* [Written instruction]:
Below are the records; reproduce all of them exactly but without any images.

** Start **

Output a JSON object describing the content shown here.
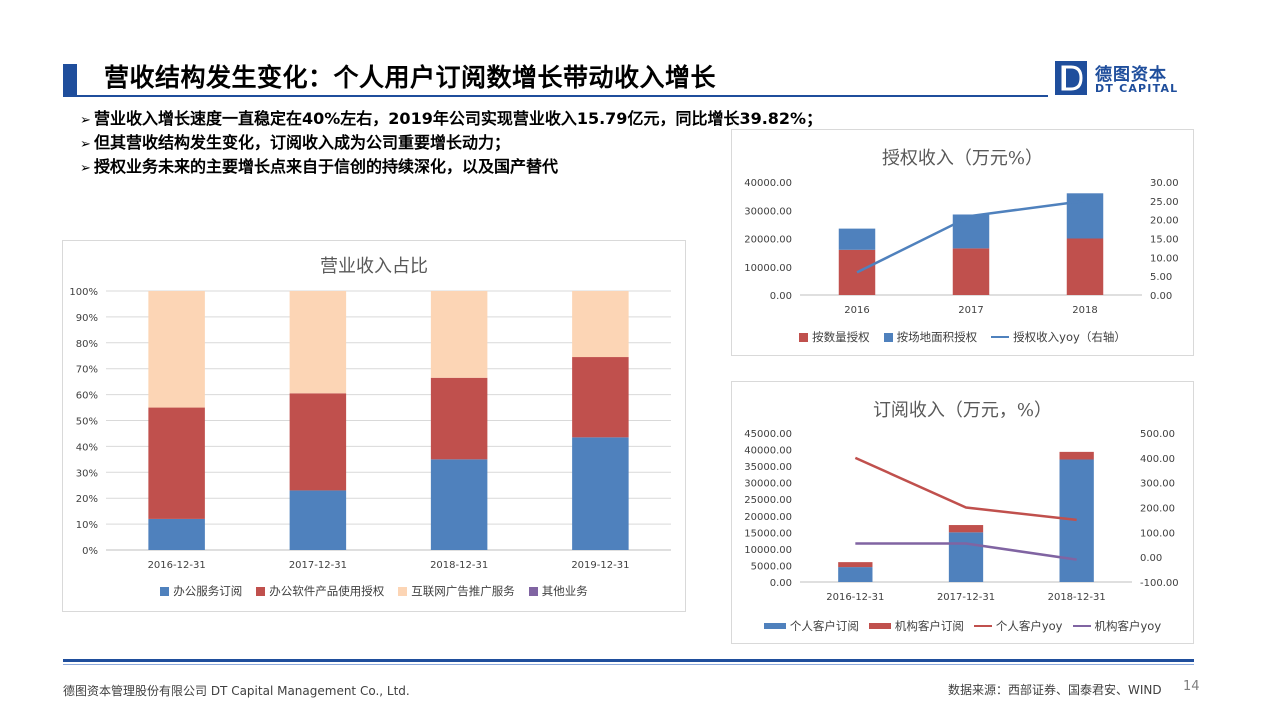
{
  "page": {
    "title": "营收结构发生变化：个人用户订阅数增长带动收入增长",
    "logo_cn": "德图资本",
    "logo_en": "DT CAPITAL",
    "bullets": [
      "营业收入增长速度一直稳定在40%左右，2019年公司实现营业收入15.79亿元，同比增长39.82%；",
      "但其营收结构发生变化，订阅收入成为公司重要增长动力；",
      "授权业务未来的主要增长点来自于信创的持续深化，以及国产替代"
    ],
    "bullet_marker": "➢",
    "footer_left": "德图资本管理股份有限公司  DT Capital Management  Co., Ltd.",
    "footer_right": "数据来源：西部证券、国泰君安、WIND",
    "page_number": "14",
    "accent_color": "#1f4e9c"
  },
  "chart_data": [
    {
      "id": "revenue-share",
      "type": "bar",
      "stacked": true,
      "title": "营业收入占比",
      "categories": [
        "2016-12-31",
        "2017-12-31",
        "2018-12-31",
        "2019-12-31"
      ],
      "series": [
        {
          "name": "办公服务订阅",
          "color": "#4f81bd",
          "values": [
            12,
            23,
            35,
            43.5
          ]
        },
        {
          "name": "办公软件产品使用授权",
          "color": "#c0504d",
          "values": [
            43,
            37.5,
            31.5,
            31
          ]
        },
        {
          "name": "互联网广告推广服务",
          "color": "#fcd5b5",
          "values": [
            45,
            39.5,
            33.5,
            25.5
          ]
        },
        {
          "name": "其他业务",
          "color": "#8064a2",
          "values": [
            0,
            0,
            0,
            0
          ]
        }
      ],
      "y_ticks": [
        "0%",
        "10%",
        "20%",
        "30%",
        "40%",
        "50%",
        "60%",
        "70%",
        "80%",
        "90%",
        "100%"
      ],
      "ylim": [
        0,
        100
      ],
      "grid": true,
      "legend": "bottom"
    },
    {
      "id": "license-revenue",
      "type": "bar",
      "stacked": true,
      "title": "授权收入（万元%）",
      "categories": [
        "2016",
        "2017",
        "2018"
      ],
      "series": [
        {
          "name": "按数量授权",
          "color": "#c0504d",
          "values": [
            16000,
            16500,
            20000
          ]
        },
        {
          "name": "按场地面积授权",
          "color": "#4f81bd",
          "values": [
            7500,
            12000,
            16000
          ]
        }
      ],
      "line_series": [
        {
          "name": "授权收入yoy（右轴）",
          "color": "#4f81bd",
          "values": [
            6,
            21,
            25
          ],
          "axis": "right"
        }
      ],
      "y_ticks": [
        "0.00",
        "10000.00",
        "20000.00",
        "30000.00",
        "40000.00"
      ],
      "ylim": [
        0,
        40000
      ],
      "y2_ticks": [
        "0.00",
        "5.00",
        "10.00",
        "15.00",
        "20.00",
        "25.00",
        "30.00"
      ],
      "y2lim": [
        0,
        30
      ],
      "legend": "bottom"
    },
    {
      "id": "subscription-revenue",
      "type": "bar",
      "stacked": true,
      "title": "订阅收入（万元，%）",
      "categories": [
        "2016-12-31",
        "2017-12-31",
        "2018-12-31"
      ],
      "series": [
        {
          "name": "个人客户订阅",
          "color": "#4f81bd",
          "values": [
            4500,
            15000,
            37000
          ]
        },
        {
          "name": "机构客户订阅",
          "color": "#c0504d",
          "values": [
            1500,
            2200,
            2300
          ]
        }
      ],
      "line_series": [
        {
          "name": "个人客户yoy",
          "color": "#c0504d",
          "values": [
            400,
            200,
            150
          ],
          "axis": "right"
        },
        {
          "name": "机构客户yoy",
          "color": "#8064a2",
          "values": [
            55,
            55,
            -10
          ],
          "axis": "right"
        }
      ],
      "y_ticks": [
        "0.00",
        "5000.00",
        "10000.00",
        "15000.00",
        "20000.00",
        "25000.00",
        "30000.00",
        "35000.00",
        "40000.00",
        "45000.00"
      ],
      "ylim": [
        0,
        45000
      ],
      "y2_ticks": [
        "-100.00",
        "0.00",
        "100.00",
        "200.00",
        "300.00",
        "400.00",
        "500.00"
      ],
      "y2lim": [
        -100,
        500
      ],
      "legend": "bottom"
    }
  ]
}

** End **

* [Result below]:
Output a JSON object describing the content shown here.
{
  "page": {
    "title": "营收结构发生变化：个人用户订阅数增长带动收入增长",
    "logo_cn": "德图资本",
    "logo_en": "DT CAPITAL",
    "bullets": [
      "营业收入增长速度一直稳定在40%左右，2019年公司实现营业收入15.79亿元，同比增长39.82%；",
      "但其营收结构发生变化，订阅收入成为公司重要增长动力；",
      "授权业务未来的主要增长点来自于信创的持续深化，以及国产替代"
    ],
    "bullet_marker": "➢",
    "footer_left": "德图资本管理股份有限公司  DT Capital Management  Co., Ltd.",
    "footer_right": "数据来源：西部证券、国泰君安、WIND",
    "page_number": "14",
    "accent_color": "#1f4e9c"
  },
  "chart_data": [
    {
      "id": "revenue-share",
      "type": "bar",
      "stacked": true,
      "title": "营业收入占比",
      "categories": [
        "2016-12-31",
        "2017-12-31",
        "2018-12-31",
        "2019-12-31"
      ],
      "series": [
        {
          "name": "办公服务订阅",
          "color": "#4f81bd",
          "values": [
            12,
            23,
            35,
            43.5
          ]
        },
        {
          "name": "办公软件产品使用授权",
          "color": "#c0504d",
          "values": [
            43,
            37.5,
            31.5,
            31
          ]
        },
        {
          "name": "互联网广告推广服务",
          "color": "#fcd5b5",
          "values": [
            45,
            39.5,
            33.5,
            25.5
          ]
        },
        {
          "name": "其他业务",
          "color": "#8064a2",
          "values": [
            0,
            0,
            0,
            0
          ]
        }
      ],
      "y_ticks": [
        "0%",
        "10%",
        "20%",
        "30%",
        "40%",
        "50%",
        "60%",
        "70%",
        "80%",
        "90%",
        "100%"
      ],
      "ylim": [
        0,
        100
      ],
      "grid": true,
      "legend": "bottom"
    },
    {
      "id": "license-revenue",
      "type": "bar",
      "stacked": true,
      "title": "授权收入（万元%）",
      "categories": [
        "2016",
        "2017",
        "2018"
      ],
      "series": [
        {
          "name": "按数量授权",
          "color": "#c0504d",
          "values": [
            16000,
            16500,
            20000
          ]
        },
        {
          "name": "按场地面积授权",
          "color": "#4f81bd",
          "values": [
            7500,
            12000,
            16000
          ]
        }
      ],
      "line_series": [
        {
          "name": "授权收入yoy（右轴）",
          "color": "#4f81bd",
          "values": [
            6,
            21,
            25
          ],
          "axis": "right"
        }
      ],
      "y_ticks": [
        "0.00",
        "10000.00",
        "20000.00",
        "30000.00",
        "40000.00"
      ],
      "ylim": [
        0,
        40000
      ],
      "y2_ticks": [
        "0.00",
        "5.00",
        "10.00",
        "15.00",
        "20.00",
        "25.00",
        "30.00"
      ],
      "y2lim": [
        0,
        30
      ],
      "legend": "bottom"
    },
    {
      "id": "subscription-revenue",
      "type": "bar",
      "stacked": true,
      "title": "订阅收入（万元，%）",
      "categories": [
        "2016-12-31",
        "2017-12-31",
        "2018-12-31"
      ],
      "series": [
        {
          "name": "个人客户订阅",
          "color": "#4f81bd",
          "values": [
            4500,
            15000,
            37000
          ]
        },
        {
          "name": "机构客户订阅",
          "color": "#c0504d",
          "values": [
            1500,
            2200,
            2300
          ]
        }
      ],
      "line_series": [
        {
          "name": "个人客户yoy",
          "color": "#c0504d",
          "values": [
            400,
            200,
            150
          ],
          "axis": "right"
        },
        {
          "name": "机构客户yoy",
          "color": "#8064a2",
          "values": [
            55,
            55,
            -10
          ],
          "axis": "right"
        }
      ],
      "y_ticks": [
        "0.00",
        "5000.00",
        "10000.00",
        "15000.00",
        "20000.00",
        "25000.00",
        "30000.00",
        "35000.00",
        "40000.00",
        "45000.00"
      ],
      "ylim": [
        0,
        45000
      ],
      "y2_ticks": [
        "-100.00",
        "0.00",
        "100.00",
        "200.00",
        "300.00",
        "400.00",
        "500.00"
      ],
      "y2lim": [
        -100,
        500
      ],
      "legend": "bottom"
    }
  ]
}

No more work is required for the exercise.